(Entries from a dataset)
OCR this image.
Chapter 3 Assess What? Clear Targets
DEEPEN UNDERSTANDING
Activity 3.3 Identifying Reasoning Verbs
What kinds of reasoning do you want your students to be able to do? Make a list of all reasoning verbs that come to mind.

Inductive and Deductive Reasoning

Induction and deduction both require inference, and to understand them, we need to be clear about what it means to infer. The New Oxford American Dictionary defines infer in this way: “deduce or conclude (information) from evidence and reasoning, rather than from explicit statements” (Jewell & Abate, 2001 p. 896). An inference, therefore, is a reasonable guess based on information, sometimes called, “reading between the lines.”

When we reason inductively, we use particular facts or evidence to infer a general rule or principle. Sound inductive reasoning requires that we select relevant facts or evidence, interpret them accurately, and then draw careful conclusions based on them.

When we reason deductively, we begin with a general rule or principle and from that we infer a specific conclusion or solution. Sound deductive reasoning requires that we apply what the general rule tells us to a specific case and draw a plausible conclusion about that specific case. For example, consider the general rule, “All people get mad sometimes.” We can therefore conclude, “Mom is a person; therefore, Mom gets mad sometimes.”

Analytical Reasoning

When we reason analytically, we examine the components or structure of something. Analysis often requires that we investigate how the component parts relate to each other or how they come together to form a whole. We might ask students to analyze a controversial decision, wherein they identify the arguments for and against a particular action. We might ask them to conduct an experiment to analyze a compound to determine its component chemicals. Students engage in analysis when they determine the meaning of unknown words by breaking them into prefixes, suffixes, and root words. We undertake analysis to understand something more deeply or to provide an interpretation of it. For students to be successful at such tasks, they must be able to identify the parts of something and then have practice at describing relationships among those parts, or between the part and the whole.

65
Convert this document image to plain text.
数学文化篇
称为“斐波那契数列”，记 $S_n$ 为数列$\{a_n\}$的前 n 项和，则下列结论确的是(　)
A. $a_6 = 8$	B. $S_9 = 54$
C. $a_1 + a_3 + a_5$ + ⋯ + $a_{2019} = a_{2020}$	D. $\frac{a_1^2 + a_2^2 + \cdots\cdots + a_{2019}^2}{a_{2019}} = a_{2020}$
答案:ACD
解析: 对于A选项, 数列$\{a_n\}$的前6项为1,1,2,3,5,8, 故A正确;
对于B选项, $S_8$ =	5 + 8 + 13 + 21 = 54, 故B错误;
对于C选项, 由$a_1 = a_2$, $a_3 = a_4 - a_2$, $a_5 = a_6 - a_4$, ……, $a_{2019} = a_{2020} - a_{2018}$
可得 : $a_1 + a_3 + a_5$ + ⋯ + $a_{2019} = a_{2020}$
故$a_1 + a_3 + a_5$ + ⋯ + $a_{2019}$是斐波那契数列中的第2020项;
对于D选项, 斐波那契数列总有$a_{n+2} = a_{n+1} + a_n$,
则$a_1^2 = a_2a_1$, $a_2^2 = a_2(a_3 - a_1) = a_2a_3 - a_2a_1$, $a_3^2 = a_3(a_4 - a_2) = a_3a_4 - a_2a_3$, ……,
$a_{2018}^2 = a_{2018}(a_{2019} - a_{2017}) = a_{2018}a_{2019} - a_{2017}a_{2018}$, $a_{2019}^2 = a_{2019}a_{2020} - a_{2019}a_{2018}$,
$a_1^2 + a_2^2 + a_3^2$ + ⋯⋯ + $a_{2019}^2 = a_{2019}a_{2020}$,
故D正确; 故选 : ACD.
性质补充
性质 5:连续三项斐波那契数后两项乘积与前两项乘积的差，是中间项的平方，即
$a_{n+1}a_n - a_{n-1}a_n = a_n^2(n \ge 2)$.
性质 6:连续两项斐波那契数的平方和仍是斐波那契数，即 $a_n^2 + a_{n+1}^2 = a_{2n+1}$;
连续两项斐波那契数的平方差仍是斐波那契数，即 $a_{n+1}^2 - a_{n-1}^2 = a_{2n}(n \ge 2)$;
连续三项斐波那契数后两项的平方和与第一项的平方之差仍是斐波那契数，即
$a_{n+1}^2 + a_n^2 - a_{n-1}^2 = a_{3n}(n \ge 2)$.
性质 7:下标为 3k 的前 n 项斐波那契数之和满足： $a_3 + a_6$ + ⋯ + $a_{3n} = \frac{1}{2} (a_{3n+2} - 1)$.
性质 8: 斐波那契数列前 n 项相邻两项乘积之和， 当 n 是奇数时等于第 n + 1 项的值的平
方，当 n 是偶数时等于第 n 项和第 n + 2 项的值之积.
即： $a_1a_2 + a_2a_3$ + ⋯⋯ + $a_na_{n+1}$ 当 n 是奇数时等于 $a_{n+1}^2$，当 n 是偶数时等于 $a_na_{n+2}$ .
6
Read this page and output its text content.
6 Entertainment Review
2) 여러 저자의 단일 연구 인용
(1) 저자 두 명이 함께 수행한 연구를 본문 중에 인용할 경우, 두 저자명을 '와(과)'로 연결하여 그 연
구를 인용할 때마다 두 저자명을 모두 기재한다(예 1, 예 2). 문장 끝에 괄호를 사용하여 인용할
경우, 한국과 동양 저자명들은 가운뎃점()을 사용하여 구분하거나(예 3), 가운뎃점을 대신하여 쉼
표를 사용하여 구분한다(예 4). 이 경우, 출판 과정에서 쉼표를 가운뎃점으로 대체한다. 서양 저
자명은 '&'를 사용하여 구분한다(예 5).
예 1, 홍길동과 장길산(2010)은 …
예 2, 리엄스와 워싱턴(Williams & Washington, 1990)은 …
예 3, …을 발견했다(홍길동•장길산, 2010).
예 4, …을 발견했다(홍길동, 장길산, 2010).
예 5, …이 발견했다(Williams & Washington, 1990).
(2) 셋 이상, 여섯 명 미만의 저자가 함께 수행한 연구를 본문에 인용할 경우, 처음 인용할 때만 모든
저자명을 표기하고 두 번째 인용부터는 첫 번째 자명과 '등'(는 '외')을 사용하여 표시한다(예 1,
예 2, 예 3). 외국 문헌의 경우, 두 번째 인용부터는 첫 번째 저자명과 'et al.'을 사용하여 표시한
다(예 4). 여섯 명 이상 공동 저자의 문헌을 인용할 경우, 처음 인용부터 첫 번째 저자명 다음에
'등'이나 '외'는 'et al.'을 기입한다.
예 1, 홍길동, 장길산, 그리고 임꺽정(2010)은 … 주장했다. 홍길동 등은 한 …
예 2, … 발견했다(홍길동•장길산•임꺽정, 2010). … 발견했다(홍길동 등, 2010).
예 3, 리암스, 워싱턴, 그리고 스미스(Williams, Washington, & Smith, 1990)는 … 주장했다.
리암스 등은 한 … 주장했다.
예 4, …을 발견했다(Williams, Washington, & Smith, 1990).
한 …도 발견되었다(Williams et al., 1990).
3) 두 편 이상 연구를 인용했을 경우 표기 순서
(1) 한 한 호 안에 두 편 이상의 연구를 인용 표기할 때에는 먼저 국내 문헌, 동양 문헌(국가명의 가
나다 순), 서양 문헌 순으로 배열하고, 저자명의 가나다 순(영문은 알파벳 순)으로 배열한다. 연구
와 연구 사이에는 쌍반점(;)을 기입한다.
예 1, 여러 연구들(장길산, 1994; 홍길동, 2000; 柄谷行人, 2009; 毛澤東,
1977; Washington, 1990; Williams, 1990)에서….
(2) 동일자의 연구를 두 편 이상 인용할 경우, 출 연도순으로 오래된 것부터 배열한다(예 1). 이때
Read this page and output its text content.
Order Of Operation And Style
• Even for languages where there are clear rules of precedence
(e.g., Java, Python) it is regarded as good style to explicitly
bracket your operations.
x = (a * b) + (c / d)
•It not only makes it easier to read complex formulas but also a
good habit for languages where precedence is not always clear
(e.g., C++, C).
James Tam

What is being asked —
In the listing, find every line with the word "image" and state how many there are, nothing more.

Output for this exercise —
2